__Problem description__. Print the whole listing exactly.

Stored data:
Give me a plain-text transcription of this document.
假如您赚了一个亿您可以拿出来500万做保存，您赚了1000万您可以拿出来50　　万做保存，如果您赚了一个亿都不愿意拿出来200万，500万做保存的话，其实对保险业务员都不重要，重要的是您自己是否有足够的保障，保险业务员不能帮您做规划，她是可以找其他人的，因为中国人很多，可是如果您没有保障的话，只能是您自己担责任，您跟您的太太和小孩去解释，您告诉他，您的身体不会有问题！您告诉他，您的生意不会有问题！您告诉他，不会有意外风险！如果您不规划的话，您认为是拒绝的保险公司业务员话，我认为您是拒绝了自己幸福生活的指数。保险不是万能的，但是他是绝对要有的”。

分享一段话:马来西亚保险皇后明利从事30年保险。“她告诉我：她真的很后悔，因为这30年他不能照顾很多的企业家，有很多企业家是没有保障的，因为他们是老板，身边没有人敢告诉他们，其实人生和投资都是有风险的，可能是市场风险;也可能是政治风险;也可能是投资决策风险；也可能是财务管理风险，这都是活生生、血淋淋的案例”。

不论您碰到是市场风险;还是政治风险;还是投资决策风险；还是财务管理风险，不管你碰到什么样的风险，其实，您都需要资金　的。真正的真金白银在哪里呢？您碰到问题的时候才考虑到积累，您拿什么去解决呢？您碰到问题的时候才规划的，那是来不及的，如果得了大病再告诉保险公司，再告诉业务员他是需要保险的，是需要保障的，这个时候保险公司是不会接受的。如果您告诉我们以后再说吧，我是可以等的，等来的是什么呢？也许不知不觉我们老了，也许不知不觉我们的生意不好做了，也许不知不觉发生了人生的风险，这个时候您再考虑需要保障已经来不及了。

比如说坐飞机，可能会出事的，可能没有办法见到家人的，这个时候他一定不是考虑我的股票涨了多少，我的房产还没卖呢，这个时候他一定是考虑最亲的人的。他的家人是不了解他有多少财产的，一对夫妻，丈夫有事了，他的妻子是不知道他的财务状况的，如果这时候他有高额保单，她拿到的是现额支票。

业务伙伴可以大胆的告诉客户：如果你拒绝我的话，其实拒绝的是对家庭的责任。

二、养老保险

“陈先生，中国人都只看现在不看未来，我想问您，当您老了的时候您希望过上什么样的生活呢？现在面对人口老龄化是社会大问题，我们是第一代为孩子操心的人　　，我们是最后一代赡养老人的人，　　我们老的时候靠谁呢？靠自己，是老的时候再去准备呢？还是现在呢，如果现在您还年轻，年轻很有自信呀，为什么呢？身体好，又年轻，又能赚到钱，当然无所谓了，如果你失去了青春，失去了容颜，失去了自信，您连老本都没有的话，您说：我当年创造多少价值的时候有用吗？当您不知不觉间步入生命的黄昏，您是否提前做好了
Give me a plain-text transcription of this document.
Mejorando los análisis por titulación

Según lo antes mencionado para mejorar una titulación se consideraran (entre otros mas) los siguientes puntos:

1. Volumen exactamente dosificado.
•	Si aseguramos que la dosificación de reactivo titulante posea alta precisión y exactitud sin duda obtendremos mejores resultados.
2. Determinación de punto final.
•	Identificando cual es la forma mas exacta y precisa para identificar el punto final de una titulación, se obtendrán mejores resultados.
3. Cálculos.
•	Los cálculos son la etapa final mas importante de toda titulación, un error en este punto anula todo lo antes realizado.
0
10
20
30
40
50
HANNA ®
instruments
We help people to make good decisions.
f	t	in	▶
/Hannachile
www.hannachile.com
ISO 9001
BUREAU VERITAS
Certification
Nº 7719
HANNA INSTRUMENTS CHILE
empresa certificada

__Response__.
Give me a plain-text transcription of this document.
假如您赚了一个亿您可以拿出来500万做保存，您赚了1000万您可以拿出来50　　万做保存，如果您赚了一个亿都不愿意拿出来200万，500万做保存的话，其实对保险业务员都不重要，重要的是您自己是否有足够的保障，保险业务员不能帮您做规划，她是可以找其他人的，因为中国人很多，可是如果您没有保障的话，只能是您自己担责任，您跟您的太太和小孩去解释，您告诉他，您的身体不会有问题！您告诉他，您的生意不会有问题！您告诉他，不会有意外风险！如果您不规划的话，您认为是拒绝的保险公司业务员话，我认为您是拒绝了自己幸福生活的指数。保险不是万能的，但是他是绝对要有的”。

分享一段话:马来西亚保险皇后明利从事30年保险。“她告诉我：她真的很后悔，因为这30年他不能照顾很多的企业家，有很多企业家是没有保障的，因为他们是老板，身边没有人敢告诉他们，其实人生和投资都是有风险的，可能是市场风险;也可能是政治风险;也可能是投资决策风险；也可能是财务管理风险，这都是活生生、血淋淋的案例”。

不论您碰到是市场风险;还是政治风险;还是投资决策风险；还是财务管理风险，不管你碰到什么样的风险，其实，您都需要资金　的。真正的真金白银在哪里呢？您碰到问题的时候才考虑到积累，您拿什么去解决呢？您碰到问题的时候才规划的，那是来不及的，如果得了大病再告诉保险公司，再告诉业务员他是需要保险的，是需要保障的，这个时候保险公司是不会接受的。如果您告诉我们以后再说吧，我是可以等的，等来的是什么呢？也许不知不觉我们老了，也许不知不觉我们的生意不好做了，也许不知不觉发生了人生的风险，这个时候您再考虑需要保障已经来不及了。

比如说坐飞机，可能会出事的，可能没有办法见到家人的，这个时候他一定不是考虑我的股票涨了多少，我的房产还没卖呢，这个时候他一定是考虑最亲的人的。他的家人是不了解他有多少财产的，一对夫妻，丈夫有事了，他的妻子是不知道他的财务状况的，如果这时候他有高额保单，她拿到的是现额支票。

业务伙伴可以大胆的告诉客户：如果你拒绝我的话，其实拒绝的是对家庭的责任。

二、养老保险

“陈先生，中国人都只看现在不看未来，我想问您，当您老了的时候您希望过上什么样的生活呢？现在面对人口老龄化是社会大问题，我们是第一代为孩子操心的人　　，我们是最后一代赡养老人的人，　　我们老的时候靠谁呢？靠自己，是老的时候再去准备呢？还是现在呢，如果现在您还年轻，年轻很有自信呀，为什么呢？身体好，又年轻，又能赚到钱，当然无所谓了，如果你失去了青春，失去了容颜，失去了自信，您连老本都没有的话，您说：我当年创造多少价值的时候有用吗？当您不知不觉间步入生命的黄昏，您是否提前做好了
Give me a plain-text transcription of this document.
Mejorando los análisis por titulación

Según lo antes mencionado para mejorar una titulación se consideraran (entre otros mas) los siguientes puntos:

1. Volumen exactamente dosificado.
•	Si aseguramos que la dosificación de reactivo titulante posea alta precisión y exactitud sin duda obtendremos mejores resultados.
2. Determinación de punto final.
•	Identificando cual es la forma mas exacta y precisa para identificar el punto final de una titulación, se obtendrán mejores resultados.
3. Cálculos.
•	Los cálculos son la etapa final mas importante de toda titulación, un error en este punto anula todo lo antes realizado.
0
10
20
30
40
50
HANNA ®
instruments
We help people to make good decisions.
f	t	in	▶
/Hannachile
www.hannachile.com
ISO 9001
BUREAU VERITAS
Certification
Nº 7719
HANNA INSTRUMENTS CHILE
empresa certificada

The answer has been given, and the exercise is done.